• **PROBLEMS TO SOLVE**:
A - Please reproduce the part of the VA data policy passage starting at "POLICIES AND PRACTICES FOR RETRIEVABILITY" and ending at "4.3, item 031.".
B - Carry on the VA data policy passage from the point where it stops.

• **READING PASSAGE**:
----------
POLICIES AND PRACTICES FOR STORAGE OF RECORDS:

Records are maintained on the HPDM1 Server and VACIN Server and backup servers in Little Rock, Arkansas and Cincinnati, Ohio.

POLICIES AND PRACTICES FOR RETRIEVABILITY OF RECORDS:

Records are retrieved by name, social security number, position number, organization number, position number, or other assigned identifiers of the organizations, positions or individuals on whom they are maintained.

POLICIES AND PRACTICES FOR RETENTION AND DISPOSAL OF RECORDS:

The records are disposed of in accordance with General records 4.3, item 031.

ADMINISTRATIVE, TECHNICAL, AND PHYSICAL SAFEGUARDS:

1. Access to and use of national administrative databases, warehouses, and data marts are limited to those persons whose official duties require such access, and VA has established security procedures to ensure that access is appropriately limited. Information security officers and system data stewards review and authorize data access requests. VA regulates data access with security software that authenticates users and requires individually-unique codes and passwords. VA requires information security training for all staff and instructs staff on the responsibility each person has for safeguarding data confidentiality.

2. Physical access to computer rooms housing national administrative databases, warehouses, and data marts is restricted to authorized staff and protected by a variety of security devices. Unauthorized employees, contractors, and other staff are not allowed in computer rooms.

3. Data transmissions between operational systems and national administrative databases, warehouses, and data marts maintained by this system of record are protected by state-of-the-art telecommunication software and hardware. This may include firewalls, intrusion detection devices, encryption, and other security measures necessary to safeguard data as it travels across the Wide Area Network.
----------
• **EXCERPTED RECORDS**:

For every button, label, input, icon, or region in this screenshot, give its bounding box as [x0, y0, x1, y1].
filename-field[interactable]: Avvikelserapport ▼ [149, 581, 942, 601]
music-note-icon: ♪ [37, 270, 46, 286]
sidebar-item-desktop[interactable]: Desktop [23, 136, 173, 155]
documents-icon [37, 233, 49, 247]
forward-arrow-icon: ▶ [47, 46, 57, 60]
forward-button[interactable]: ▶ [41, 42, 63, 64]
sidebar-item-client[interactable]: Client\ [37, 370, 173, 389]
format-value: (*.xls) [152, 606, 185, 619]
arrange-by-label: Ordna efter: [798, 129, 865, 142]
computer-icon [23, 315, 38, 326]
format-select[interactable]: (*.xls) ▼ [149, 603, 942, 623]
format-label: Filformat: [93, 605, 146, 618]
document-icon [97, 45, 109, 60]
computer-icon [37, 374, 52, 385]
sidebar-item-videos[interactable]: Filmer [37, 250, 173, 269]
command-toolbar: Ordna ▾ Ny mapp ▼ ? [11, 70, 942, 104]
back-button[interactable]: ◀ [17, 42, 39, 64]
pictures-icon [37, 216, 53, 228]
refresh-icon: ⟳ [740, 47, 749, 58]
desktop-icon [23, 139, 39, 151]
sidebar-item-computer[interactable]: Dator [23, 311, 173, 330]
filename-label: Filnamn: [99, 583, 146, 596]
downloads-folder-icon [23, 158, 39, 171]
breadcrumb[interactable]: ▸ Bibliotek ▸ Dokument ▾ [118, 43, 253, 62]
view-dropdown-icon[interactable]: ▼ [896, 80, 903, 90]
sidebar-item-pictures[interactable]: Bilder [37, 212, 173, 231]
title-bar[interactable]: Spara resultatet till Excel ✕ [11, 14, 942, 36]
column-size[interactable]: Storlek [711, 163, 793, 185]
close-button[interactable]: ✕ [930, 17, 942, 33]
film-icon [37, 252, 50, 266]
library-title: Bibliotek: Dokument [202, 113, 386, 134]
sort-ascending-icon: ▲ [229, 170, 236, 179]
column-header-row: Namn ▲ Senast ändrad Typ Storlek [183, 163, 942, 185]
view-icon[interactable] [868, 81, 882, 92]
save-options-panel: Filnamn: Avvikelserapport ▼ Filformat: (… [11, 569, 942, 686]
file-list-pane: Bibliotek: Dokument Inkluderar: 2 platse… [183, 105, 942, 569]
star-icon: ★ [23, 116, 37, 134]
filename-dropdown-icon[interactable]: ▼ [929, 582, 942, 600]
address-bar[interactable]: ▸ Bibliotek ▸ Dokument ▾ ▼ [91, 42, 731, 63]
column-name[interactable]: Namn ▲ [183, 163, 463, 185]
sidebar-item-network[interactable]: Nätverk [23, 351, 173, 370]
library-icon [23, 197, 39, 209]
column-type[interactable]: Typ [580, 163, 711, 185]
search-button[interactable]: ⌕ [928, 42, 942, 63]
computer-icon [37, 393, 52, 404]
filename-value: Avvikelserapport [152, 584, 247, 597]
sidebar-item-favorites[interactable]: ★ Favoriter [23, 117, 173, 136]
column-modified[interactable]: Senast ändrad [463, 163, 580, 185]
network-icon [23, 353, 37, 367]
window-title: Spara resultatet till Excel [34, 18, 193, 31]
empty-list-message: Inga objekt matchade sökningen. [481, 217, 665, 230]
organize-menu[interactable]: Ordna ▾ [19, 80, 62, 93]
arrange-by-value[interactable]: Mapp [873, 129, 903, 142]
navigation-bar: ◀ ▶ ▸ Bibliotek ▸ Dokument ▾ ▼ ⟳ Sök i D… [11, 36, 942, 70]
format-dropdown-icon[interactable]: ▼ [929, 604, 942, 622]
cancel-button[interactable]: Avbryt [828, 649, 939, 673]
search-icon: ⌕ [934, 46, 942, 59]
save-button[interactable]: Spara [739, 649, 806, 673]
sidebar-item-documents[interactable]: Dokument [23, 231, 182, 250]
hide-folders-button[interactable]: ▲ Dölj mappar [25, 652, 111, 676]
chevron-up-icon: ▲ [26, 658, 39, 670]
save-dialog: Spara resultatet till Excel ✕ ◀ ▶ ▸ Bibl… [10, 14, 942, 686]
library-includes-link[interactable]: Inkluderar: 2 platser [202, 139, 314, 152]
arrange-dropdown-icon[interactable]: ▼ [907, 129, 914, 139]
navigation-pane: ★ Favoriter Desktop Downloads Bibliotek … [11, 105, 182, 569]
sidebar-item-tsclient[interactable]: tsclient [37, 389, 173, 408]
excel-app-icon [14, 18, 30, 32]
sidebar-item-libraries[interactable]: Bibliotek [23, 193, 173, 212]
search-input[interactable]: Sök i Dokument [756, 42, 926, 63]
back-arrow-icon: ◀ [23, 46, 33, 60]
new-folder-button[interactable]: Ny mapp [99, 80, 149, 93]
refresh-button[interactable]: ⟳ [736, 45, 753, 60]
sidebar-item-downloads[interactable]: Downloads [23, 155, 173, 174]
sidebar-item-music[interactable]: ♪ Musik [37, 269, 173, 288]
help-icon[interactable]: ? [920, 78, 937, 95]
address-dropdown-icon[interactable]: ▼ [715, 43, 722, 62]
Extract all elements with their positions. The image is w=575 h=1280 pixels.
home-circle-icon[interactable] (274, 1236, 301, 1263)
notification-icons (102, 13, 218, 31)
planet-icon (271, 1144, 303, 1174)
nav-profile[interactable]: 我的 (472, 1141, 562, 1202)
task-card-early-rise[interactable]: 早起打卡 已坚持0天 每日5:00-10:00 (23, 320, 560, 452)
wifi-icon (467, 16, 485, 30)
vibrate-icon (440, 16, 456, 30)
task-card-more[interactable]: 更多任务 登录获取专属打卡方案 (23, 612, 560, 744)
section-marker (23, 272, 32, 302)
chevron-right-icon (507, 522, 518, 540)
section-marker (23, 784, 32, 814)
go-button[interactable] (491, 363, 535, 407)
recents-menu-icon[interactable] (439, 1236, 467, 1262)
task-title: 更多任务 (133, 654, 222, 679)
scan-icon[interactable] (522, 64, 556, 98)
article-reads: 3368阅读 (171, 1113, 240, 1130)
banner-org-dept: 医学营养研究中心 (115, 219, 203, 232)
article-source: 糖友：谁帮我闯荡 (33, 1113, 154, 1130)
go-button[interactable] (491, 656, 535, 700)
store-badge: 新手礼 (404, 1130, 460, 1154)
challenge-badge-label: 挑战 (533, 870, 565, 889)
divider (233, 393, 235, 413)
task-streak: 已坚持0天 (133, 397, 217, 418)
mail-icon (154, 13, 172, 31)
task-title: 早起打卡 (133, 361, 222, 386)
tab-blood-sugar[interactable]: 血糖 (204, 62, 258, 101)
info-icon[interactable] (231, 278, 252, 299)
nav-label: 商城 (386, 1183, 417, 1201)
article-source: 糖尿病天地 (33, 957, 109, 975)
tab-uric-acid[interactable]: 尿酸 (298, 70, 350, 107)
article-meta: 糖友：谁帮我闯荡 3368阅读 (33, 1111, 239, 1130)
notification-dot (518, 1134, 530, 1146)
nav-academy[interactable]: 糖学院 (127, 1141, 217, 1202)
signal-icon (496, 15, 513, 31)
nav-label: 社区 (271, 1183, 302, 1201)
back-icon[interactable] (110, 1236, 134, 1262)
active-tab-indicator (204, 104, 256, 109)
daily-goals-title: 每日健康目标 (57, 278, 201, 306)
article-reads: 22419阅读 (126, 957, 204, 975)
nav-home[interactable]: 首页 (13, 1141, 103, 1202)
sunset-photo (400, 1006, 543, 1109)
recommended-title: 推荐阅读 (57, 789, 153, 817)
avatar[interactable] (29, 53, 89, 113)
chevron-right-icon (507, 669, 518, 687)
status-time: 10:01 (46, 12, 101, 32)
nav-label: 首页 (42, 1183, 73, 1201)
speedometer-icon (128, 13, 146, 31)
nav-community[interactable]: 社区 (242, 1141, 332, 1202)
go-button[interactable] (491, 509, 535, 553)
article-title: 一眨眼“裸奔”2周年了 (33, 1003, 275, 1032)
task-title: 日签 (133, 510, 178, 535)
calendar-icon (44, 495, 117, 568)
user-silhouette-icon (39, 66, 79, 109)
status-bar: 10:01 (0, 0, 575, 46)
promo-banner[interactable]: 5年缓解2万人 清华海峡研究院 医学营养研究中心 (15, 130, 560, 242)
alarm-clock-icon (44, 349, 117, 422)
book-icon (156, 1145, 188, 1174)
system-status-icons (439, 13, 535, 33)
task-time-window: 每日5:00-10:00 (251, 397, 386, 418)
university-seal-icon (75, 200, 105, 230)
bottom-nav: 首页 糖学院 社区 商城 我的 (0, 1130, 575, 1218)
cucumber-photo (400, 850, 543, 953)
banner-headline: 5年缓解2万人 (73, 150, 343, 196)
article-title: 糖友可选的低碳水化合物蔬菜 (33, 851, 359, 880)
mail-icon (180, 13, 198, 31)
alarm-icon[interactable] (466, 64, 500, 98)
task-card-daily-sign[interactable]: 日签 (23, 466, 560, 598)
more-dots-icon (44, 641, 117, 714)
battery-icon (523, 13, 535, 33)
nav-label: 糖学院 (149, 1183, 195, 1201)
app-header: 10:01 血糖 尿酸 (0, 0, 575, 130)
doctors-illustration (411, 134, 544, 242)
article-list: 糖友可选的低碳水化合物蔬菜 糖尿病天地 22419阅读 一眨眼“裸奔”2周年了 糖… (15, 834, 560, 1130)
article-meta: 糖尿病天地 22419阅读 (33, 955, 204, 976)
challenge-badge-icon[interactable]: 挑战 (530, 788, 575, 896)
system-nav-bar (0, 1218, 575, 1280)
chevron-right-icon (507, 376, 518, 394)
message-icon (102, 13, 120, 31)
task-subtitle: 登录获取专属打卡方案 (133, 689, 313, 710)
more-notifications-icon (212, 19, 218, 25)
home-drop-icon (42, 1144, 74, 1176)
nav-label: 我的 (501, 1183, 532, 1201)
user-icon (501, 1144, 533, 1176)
----------
• **EXERCISE RESULTS**:
A -
POLICIES AND PRACTICES FOR RETRIEVABILITY OF RECORDS:

Records are retrieved by name, social security number, position number, organization number, position number, or other assigned identifiers of the organizations, positions or individuals on whom they are maintained.

POLICIES AND PRACTICES FOR RETENTION AND DISPOSAL OF RECORDS:

The records are disposed of in accordance with General records 4.3, item 031.

B -
RECORD ACCESS PROCEDURE:

Individuals seeking information regarding access to and contesting of records in this system may write, call or visit the VA facility location where they are or were employed or made contact or the Program Office in which requests for services were made.

CONTESTING RECORD PROCEDURES:

(See Record Access procedures above.)

NOTIFICATION PROCEDURE:

Individuals who wish to determine whether this system of records contains information about them should contact the VA facility location at which they are or were employed. Inquiries should include the person's full name, social security number, dates of employment, date(s) of contact, and return address.

EXEMPTIONS PROMULGATED FOR THE SYSTEM:

Under Title 5 U.S.C. § 552a(k)(6), the head of any agency may exempt any system of records within the agency from certain provisions of the Privacy Act, if the system of records is testing or examination material used solely to determine individual qualifications for appointment or promotion in the Federal service the disclosure of which would compromise the objectivity or fairness of the testing or examination process. The Talent Assessment Data within the system of records is considered examination material used to determine if an employee has the qualifications, leadership skills and experience necessary to become a Medical Center Director.

Based upon the foregoing, the Secretary of Veterans Affairs has exempted this system of records, to the extent that it encompasses information pertaining to criminal law enforcement related activities from the following provisions of the Privacy Act of 1974, as permitted by 5 U.S.C. § 552a(k)(6):

5 U.S.C. § 552a(c)(3).

5 U.S.C. § 552a(d)(1) through (4).

5 U.S.C. § 552a(e)(1).

5 U.S.C. § 552a(e)(4)(G), (H) and (I).

5 U.S.C. § 552a(f).Start Printed Page 11303

5 U.S.C. § 552a(e)(4)(G), (H) and (I).

5 U.S.C. § 552a(f).

Reasons for exemptions: The exemption of examination material in this system of records is necessary to ensure candid and complete assessment of individual qualifications for appointment or promotion in VHA. The disclosure of the Talent Assessment Data would compromise the objectivity of the examination for the individuals and the willingness to provide full, candid assessments by the reviewers.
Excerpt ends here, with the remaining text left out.